> Task objective:
Extract all lines that hold the string "数据来源".
──────── Listed records ────────
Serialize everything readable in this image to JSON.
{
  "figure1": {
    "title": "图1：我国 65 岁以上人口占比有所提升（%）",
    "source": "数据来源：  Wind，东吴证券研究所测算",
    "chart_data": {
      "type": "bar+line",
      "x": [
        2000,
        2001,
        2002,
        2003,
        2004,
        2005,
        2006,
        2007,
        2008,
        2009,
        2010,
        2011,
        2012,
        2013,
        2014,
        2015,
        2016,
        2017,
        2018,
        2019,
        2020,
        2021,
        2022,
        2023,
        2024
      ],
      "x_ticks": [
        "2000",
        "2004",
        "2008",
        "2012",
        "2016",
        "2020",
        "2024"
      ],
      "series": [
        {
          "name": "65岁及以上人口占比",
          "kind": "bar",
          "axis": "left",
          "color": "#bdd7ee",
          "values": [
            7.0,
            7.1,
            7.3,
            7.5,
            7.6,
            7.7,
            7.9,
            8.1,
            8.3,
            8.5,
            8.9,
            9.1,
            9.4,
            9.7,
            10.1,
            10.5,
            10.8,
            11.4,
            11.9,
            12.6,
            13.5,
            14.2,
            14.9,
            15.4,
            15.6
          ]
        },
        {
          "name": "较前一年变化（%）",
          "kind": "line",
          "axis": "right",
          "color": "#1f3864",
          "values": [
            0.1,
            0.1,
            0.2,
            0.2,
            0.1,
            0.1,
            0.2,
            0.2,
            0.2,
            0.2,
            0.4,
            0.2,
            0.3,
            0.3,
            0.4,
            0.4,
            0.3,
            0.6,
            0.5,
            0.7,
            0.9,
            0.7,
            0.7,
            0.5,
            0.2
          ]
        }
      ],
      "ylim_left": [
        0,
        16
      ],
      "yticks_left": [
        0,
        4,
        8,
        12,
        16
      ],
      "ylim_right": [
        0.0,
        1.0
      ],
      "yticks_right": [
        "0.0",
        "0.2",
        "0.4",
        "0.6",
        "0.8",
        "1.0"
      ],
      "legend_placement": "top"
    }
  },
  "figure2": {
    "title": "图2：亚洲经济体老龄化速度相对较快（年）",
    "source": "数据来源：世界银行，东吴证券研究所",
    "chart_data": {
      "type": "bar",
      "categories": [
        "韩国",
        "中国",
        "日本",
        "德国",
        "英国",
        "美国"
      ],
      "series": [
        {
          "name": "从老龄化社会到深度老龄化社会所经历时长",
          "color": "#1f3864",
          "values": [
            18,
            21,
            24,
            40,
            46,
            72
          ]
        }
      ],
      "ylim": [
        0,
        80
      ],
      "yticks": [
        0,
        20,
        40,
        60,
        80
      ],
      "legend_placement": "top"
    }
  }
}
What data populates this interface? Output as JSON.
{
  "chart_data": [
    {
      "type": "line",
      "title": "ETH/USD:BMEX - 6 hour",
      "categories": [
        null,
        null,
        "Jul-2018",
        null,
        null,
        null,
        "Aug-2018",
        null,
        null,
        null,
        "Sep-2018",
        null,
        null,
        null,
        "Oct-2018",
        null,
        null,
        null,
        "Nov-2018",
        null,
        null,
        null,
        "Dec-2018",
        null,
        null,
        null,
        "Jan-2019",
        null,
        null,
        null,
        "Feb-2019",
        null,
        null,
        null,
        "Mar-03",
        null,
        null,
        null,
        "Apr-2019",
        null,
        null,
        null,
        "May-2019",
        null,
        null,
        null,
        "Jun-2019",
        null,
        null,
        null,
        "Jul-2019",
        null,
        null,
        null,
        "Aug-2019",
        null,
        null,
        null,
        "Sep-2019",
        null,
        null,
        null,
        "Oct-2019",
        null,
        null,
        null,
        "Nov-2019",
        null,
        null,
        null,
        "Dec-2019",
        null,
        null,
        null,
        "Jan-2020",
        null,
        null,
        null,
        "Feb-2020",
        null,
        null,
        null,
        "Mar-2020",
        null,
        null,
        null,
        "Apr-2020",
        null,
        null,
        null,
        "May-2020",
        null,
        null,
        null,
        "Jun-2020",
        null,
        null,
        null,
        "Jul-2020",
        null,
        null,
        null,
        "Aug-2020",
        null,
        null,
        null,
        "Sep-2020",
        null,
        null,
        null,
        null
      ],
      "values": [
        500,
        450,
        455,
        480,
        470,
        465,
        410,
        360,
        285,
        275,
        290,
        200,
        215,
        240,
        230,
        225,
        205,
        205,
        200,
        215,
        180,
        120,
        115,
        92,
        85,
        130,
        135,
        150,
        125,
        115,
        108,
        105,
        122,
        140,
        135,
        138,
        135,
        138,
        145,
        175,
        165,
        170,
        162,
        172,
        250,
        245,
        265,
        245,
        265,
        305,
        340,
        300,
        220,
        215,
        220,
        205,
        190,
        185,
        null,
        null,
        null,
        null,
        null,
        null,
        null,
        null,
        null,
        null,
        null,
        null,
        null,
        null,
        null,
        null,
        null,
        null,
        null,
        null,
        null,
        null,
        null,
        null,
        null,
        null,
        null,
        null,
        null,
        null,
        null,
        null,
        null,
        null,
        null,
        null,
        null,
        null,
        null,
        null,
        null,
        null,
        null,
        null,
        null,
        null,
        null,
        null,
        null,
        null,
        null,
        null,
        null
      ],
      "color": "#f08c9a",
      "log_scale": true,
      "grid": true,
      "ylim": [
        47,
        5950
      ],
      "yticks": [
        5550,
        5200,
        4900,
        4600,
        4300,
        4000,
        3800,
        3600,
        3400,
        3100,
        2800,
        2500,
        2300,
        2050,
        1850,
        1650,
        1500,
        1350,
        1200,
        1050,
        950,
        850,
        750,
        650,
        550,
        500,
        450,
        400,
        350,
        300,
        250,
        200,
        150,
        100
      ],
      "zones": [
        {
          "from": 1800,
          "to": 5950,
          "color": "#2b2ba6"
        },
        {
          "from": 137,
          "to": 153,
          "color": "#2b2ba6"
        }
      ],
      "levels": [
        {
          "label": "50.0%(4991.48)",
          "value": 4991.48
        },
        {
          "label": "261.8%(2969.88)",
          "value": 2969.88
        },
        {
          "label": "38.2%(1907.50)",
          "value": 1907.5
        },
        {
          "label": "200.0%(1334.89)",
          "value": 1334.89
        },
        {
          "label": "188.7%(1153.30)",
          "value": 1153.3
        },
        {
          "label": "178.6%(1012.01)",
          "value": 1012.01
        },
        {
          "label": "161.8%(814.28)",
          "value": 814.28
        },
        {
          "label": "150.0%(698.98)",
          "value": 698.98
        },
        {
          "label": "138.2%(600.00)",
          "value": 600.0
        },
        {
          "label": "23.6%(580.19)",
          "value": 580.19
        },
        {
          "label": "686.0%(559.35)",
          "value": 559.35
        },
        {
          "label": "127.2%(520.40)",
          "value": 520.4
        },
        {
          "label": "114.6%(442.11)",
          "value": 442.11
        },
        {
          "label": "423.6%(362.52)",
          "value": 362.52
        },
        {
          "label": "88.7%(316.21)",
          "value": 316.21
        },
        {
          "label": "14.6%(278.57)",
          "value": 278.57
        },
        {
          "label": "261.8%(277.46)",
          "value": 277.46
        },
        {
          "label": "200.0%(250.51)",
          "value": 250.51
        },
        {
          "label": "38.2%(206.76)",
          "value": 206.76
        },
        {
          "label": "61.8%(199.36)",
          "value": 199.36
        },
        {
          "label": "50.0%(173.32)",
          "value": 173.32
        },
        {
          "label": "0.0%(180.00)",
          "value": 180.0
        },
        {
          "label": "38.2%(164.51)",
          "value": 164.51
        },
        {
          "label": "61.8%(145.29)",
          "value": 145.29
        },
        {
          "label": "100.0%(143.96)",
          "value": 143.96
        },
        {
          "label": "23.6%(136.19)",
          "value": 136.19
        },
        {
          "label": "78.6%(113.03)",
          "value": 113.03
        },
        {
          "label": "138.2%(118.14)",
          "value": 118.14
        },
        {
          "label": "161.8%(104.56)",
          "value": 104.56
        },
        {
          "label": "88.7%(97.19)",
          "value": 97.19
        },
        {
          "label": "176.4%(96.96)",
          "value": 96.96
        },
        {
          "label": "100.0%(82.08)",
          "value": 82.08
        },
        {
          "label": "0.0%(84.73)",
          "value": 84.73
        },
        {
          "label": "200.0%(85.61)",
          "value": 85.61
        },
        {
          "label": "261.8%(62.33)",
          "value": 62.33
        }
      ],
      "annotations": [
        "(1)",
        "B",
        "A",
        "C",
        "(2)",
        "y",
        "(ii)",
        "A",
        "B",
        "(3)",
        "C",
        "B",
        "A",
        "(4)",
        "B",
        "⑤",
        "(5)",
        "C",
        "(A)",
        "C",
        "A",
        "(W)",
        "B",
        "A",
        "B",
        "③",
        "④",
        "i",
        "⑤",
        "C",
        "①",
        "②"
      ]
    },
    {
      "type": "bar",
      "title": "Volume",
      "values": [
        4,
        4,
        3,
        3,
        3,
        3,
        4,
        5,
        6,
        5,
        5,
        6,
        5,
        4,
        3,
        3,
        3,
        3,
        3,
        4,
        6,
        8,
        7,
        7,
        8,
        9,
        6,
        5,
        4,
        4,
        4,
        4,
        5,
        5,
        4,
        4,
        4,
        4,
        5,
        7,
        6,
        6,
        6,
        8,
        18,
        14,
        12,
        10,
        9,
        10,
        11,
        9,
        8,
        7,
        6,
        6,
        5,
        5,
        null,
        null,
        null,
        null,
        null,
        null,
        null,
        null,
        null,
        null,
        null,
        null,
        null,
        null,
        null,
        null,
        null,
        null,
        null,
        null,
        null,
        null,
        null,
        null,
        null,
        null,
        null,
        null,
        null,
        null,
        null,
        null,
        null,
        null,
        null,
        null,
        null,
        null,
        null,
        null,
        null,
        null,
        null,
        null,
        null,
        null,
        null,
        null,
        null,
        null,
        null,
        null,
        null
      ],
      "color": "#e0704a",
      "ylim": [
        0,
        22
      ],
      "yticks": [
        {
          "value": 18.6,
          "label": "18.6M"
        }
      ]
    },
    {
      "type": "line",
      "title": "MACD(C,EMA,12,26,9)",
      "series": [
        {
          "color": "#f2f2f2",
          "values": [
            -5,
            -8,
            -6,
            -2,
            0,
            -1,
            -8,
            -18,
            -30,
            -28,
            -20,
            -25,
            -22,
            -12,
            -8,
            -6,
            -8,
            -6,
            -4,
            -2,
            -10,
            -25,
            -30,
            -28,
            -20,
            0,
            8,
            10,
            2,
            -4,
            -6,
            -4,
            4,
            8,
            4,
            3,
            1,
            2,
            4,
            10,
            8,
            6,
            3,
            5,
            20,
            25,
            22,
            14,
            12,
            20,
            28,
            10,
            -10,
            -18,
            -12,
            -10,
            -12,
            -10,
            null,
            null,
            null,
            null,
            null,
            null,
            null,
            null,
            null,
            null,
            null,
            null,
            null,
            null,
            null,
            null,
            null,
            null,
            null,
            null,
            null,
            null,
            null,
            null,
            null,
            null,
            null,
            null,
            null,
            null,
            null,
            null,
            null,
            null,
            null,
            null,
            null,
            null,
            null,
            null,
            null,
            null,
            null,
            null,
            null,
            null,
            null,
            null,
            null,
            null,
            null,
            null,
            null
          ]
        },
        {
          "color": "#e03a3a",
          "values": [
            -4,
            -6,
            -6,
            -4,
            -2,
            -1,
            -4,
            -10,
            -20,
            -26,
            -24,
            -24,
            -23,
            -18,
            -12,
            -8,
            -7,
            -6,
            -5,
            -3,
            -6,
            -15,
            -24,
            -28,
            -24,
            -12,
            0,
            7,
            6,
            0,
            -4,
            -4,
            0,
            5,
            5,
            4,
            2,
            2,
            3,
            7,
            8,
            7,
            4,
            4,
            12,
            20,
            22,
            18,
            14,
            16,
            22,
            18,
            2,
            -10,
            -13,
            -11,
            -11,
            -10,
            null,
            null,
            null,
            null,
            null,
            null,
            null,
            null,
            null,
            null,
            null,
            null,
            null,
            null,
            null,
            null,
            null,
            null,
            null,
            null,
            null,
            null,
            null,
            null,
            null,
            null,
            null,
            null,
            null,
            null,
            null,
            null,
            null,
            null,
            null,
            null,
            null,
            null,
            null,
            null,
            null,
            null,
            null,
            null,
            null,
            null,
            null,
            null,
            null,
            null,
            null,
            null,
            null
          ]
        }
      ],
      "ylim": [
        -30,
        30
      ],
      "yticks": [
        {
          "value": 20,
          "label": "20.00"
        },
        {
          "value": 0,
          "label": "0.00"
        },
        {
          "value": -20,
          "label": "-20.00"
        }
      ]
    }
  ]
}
────────
> Reply to the task:
    "source": "数据来源：  Wind，东吴证券研究所测算",
    "source": "数据来源：世界银行，东吴证券研究所",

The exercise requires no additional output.